YOUR TASK: Copy every record below exactly as written, but leave out the pictures.

>>

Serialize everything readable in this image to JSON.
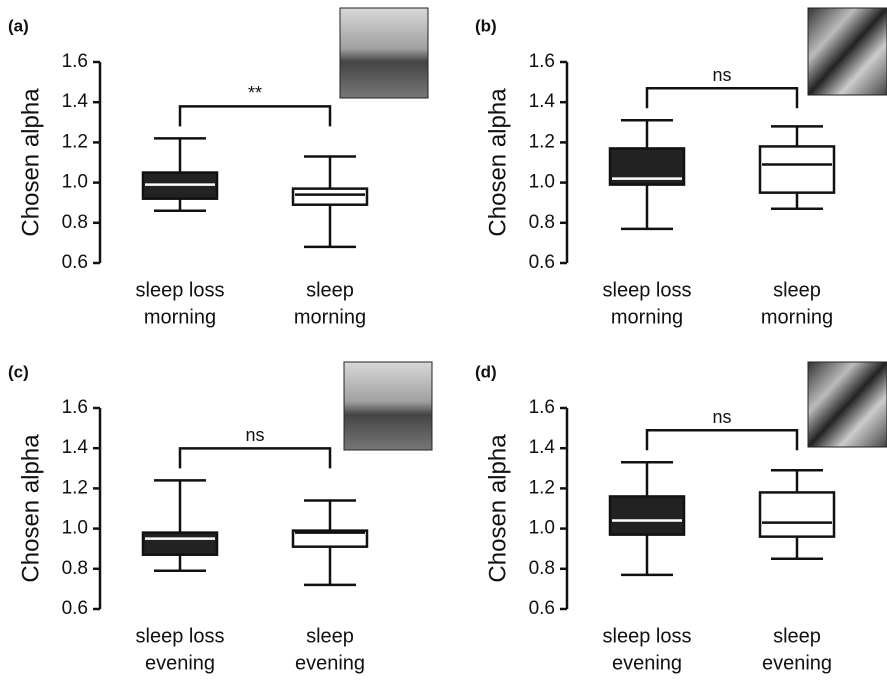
{
  "chart_data": [
    {
      "type": "boxplot",
      "panel": "(a)",
      "ylabel": "Chosen alpha",
      "annotation": "**",
      "ylim": [
        0.6,
        1.6
      ],
      "yticks": [
        0.6,
        0.8,
        {
          "value": 1,
          "label": "1.0"
        },
        1.2,
        1.4,
        1.6
      ],
      "categories": [
        [
          "sleep loss",
          "morning"
        ],
        [
          "sleep",
          "morning"
        ]
      ],
      "boxes": [
        {
          "min": 0.86,
          "q1": 0.92,
          "median": 0.99,
          "q3": 1.05,
          "max": 1.22,
          "color": "#222222"
        },
        {
          "min": 0.68,
          "q1": 0.89,
          "median": 0.94,
          "q3": 0.97,
          "max": 1.13,
          "color": "#ffffff"
        }
      ]
    },
    {
      "type": "boxplot",
      "panel": "(b)",
      "ylabel": "Chosen alpha",
      "annotation": "ns",
      "ylim": [
        0.6,
        1.6
      ],
      "yticks": [
        0.6,
        0.8,
        {
          "value": 1,
          "label": "1.0"
        },
        1.2,
        1.4,
        1.6
      ],
      "categories": [
        [
          "sleep loss",
          "morning"
        ],
        [
          "sleep",
          "morning"
        ]
      ],
      "boxes": [
        {
          "min": 0.77,
          "q1": 0.99,
          "median": 1.02,
          "q3": 1.17,
          "max": 1.31,
          "color": "#222222"
        },
        {
          "min": 0.87,
          "q1": 0.95,
          "median": 1.09,
          "q3": 1.18,
          "max": 1.28,
          "color": "#ffffff"
        }
      ]
    },
    {
      "type": "boxplot",
      "panel": "(c)",
      "ylabel": "Chosen alpha",
      "annotation": "ns",
      "ylim": [
        0.6,
        1.6
      ],
      "yticks": [
        0.6,
        0.8,
        {
          "value": 1,
          "label": "1.0"
        },
        1.2,
        1.4,
        1.6
      ],
      "categories": [
        [
          "sleep loss",
          "evening"
        ],
        [
          "sleep",
          "evening"
        ]
      ],
      "boxes": [
        {
          "min": 0.79,
          "q1": 0.87,
          "median": 0.95,
          "q3": 0.98,
          "max": 1.24,
          "color": "#222222"
        },
        {
          "min": 0.72,
          "q1": 0.91,
          "median": 0.98,
          "q3": 0.99,
          "max": 1.14,
          "color": "#ffffff"
        }
      ]
    },
    {
      "type": "boxplot",
      "panel": "(d)",
      "ylabel": "Chosen alpha",
      "annotation": "ns",
      "ylim": [
        0.6,
        1.6
      ],
      "yticks": [
        0.6,
        0.8,
        {
          "value": 1,
          "label": "1.0"
        },
        1.2,
        1.4,
        1.6
      ],
      "categories": [
        [
          "sleep loss",
          "evening"
        ],
        [
          "sleep",
          "evening"
        ]
      ],
      "boxes": [
        {
          "min": 0.77,
          "q1": 0.97,
          "median": 1.04,
          "q3": 1.16,
          "max": 1.33,
          "color": "#222222"
        },
        {
          "min": 0.85,
          "q1": 0.96,
          "median": 1.03,
          "q3": 1.18,
          "max": 1.29,
          "color": "#ffffff"
        }
      ]
    }
  ]
}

<<

RESPONSE TO THIS EXERCISE:
Serialize everything readable in this image to JSON.
{
  "chart_data": [
    {
      "type": "boxplot",
      "panel": "(a)",
      "ylabel": "Chosen alpha",
      "annotation": "**",
      "ylim": [
        0.6,
        1.6
      ],
      "yticks": [
        0.6,
        0.8,
        {
          "value": 1,
          "label": "1.0"
        },
        1.2,
        1.4,
        1.6
      ],
      "categories": [
        [
          "sleep loss",
          "morning"
        ],
        [
          "sleep",
          "morning"
        ]
      ],
      "boxes": [
        {
          "min": 0.86,
          "q1": 0.92,
          "median": 0.99,
          "q3": 1.05,
          "max": 1.22,
          "color": "#222222"
        },
        {
          "min": 0.68,
          "q1": 0.89,
          "median": 0.94,
          "q3": 0.97,
          "max": 1.13,
          "color": "#ffffff"
        }
      ]
    },
    {
      "type": "boxplot",
      "panel": "(b)",
      "ylabel": "Chosen alpha",
      "annotation": "ns",
      "ylim": [
        0.6,
        1.6
      ],
      "yticks": [
        0.6,
        0.8,
        {
          "value": 1,
          "label": "1.0"
        },
        1.2,
        1.4,
        1.6
      ],
      "categories": [
        [
          "sleep loss",
          "morning"
        ],
        [
          "sleep",
          "morning"
        ]
      ],
      "boxes": [
        {
          "min": 0.77,
          "q1": 0.99,
          "median": 1.02,
          "q3": 1.17,
          "max": 1.31,
          "color": "#222222"
        },
        {
          "min": 0.87,
          "q1": 0.95,
          "median": 1.09,
          "q3": 1.18,
          "max": 1.28,
          "color": "#ffffff"
        }
      ]
    },
    {
      "type": "boxplot",
      "panel": "(c)",
      "ylabel": "Chosen alpha",
      "annotation": "ns",
      "ylim": [
        0.6,
        1.6
      ],
      "yticks": [
        0.6,
        0.8,
        {
          "value": 1,
          "label": "1.0"
        },
        1.2,
        1.4,
        1.6
      ],
      "categories": [
        [
          "sleep loss",
          "evening"
        ],
        [
          "sleep",
          "evening"
        ]
      ],
      "boxes": [
        {
          "min": 0.79,
          "q1": 0.87,
          "median": 0.95,
          "q3": 0.98,
          "max": 1.24,
          "color": "#222222"
        },
        {
          "min": 0.72,
          "q1": 0.91,
          "median": 0.98,
          "q3": 0.99,
          "max": 1.14,
          "color": "#ffffff"
        }
      ]
    },
    {
      "type": "boxplot",
      "panel": "(d)",
      "ylabel": "Chosen alpha",
      "annotation": "ns",
      "ylim": [
        0.6,
        1.6
      ],
      "yticks": [
        0.6,
        0.8,
        {
          "value": 1,
          "label": "1.0"
        },
        1.2,
        1.4,
        1.6
      ],
      "categories": [
        [
          "sleep loss",
          "evening"
        ],
        [
          "sleep",
          "evening"
        ]
      ],
      "boxes": [
        {
          "min": 0.77,
          "q1": 0.97,
          "median": 1.04,
          "q3": 1.16,
          "max": 1.33,
          "color": "#222222"
        },
        {
          "min": 0.85,
          "q1": 0.96,
          "median": 1.03,
          "q3": 1.18,
          "max": 1.29,
          "color": "#ffffff"
        }
      ]
    }
  ]
}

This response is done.